Dataset content.
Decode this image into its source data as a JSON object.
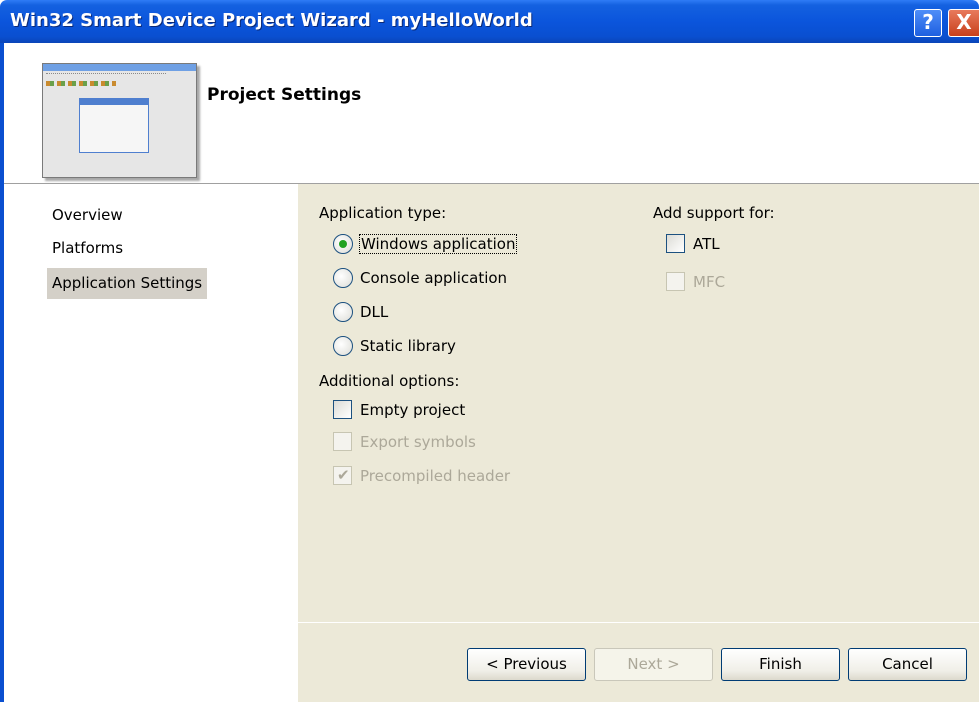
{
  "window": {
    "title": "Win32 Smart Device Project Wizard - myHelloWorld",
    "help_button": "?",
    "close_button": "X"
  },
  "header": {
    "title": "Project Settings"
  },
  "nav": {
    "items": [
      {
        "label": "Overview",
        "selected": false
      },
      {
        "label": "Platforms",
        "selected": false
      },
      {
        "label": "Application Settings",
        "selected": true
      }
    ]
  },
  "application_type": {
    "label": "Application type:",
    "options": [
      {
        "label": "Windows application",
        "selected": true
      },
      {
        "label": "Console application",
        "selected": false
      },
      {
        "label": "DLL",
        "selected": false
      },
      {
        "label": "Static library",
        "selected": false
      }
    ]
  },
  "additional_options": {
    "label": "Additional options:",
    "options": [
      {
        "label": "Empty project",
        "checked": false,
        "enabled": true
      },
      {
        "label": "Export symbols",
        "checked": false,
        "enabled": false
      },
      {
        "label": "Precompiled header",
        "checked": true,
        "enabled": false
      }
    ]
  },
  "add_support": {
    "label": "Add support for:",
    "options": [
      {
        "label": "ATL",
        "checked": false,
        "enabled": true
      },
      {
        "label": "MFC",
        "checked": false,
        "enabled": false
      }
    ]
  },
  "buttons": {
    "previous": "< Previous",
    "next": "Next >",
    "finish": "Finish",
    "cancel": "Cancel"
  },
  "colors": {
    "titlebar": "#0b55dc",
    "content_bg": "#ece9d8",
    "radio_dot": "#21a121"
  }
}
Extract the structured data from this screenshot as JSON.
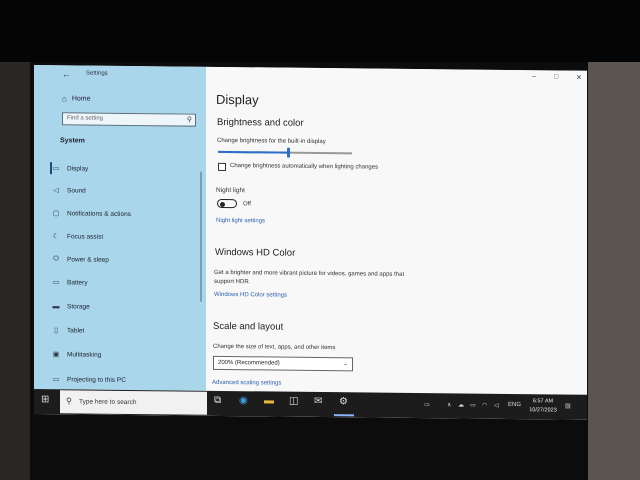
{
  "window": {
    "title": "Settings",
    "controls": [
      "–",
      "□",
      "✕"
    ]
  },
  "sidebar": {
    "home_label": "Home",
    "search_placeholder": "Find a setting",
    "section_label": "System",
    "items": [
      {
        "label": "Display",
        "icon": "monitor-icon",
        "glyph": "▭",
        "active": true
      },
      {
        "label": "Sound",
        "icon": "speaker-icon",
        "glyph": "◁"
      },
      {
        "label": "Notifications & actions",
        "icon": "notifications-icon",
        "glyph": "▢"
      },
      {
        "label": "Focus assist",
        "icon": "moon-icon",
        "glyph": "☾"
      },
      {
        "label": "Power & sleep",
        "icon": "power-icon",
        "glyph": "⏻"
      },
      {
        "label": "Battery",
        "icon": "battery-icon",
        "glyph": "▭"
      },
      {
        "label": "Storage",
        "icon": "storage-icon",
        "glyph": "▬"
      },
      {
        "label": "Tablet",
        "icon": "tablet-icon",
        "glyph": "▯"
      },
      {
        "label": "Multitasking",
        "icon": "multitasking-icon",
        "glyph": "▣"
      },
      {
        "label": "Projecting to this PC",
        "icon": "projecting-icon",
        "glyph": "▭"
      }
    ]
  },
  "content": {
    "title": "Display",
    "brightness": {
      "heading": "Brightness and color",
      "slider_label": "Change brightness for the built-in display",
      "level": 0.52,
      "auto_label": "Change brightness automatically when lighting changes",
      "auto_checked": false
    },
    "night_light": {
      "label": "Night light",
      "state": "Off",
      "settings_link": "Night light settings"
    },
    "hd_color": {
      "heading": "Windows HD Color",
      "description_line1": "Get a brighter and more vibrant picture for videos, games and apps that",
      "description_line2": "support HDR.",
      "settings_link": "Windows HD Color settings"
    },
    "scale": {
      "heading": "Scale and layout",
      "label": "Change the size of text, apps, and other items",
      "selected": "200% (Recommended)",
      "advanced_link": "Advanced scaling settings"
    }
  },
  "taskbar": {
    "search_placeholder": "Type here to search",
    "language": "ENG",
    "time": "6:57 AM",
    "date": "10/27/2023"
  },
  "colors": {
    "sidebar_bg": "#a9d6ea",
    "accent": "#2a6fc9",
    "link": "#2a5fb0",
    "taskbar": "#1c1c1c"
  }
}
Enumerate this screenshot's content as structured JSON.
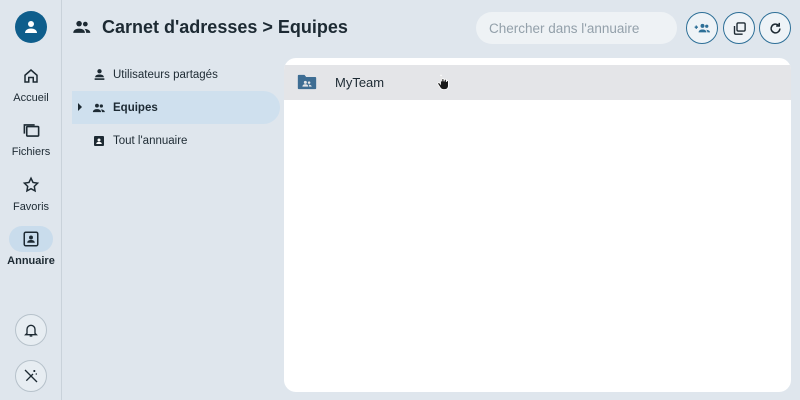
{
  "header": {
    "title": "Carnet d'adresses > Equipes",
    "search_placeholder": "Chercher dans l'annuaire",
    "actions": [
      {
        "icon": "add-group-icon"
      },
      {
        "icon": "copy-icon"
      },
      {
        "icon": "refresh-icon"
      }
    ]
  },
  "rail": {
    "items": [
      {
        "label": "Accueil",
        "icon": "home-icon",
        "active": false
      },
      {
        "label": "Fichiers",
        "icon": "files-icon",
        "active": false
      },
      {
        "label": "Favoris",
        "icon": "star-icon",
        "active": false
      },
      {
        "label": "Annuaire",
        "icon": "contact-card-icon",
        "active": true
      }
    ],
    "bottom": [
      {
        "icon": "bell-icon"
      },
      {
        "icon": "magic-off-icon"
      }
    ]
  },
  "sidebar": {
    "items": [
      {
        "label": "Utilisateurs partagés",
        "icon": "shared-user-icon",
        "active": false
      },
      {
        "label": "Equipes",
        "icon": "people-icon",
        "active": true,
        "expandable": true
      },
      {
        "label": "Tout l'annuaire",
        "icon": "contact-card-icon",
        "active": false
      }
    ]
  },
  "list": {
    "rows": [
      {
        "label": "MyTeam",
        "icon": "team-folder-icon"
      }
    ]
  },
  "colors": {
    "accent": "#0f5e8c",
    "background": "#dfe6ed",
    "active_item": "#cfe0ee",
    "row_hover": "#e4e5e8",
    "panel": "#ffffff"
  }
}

Short problem. State the number of lines in these entries that include the string "screenshot". Provide nothing beyond that number.

Task output. 2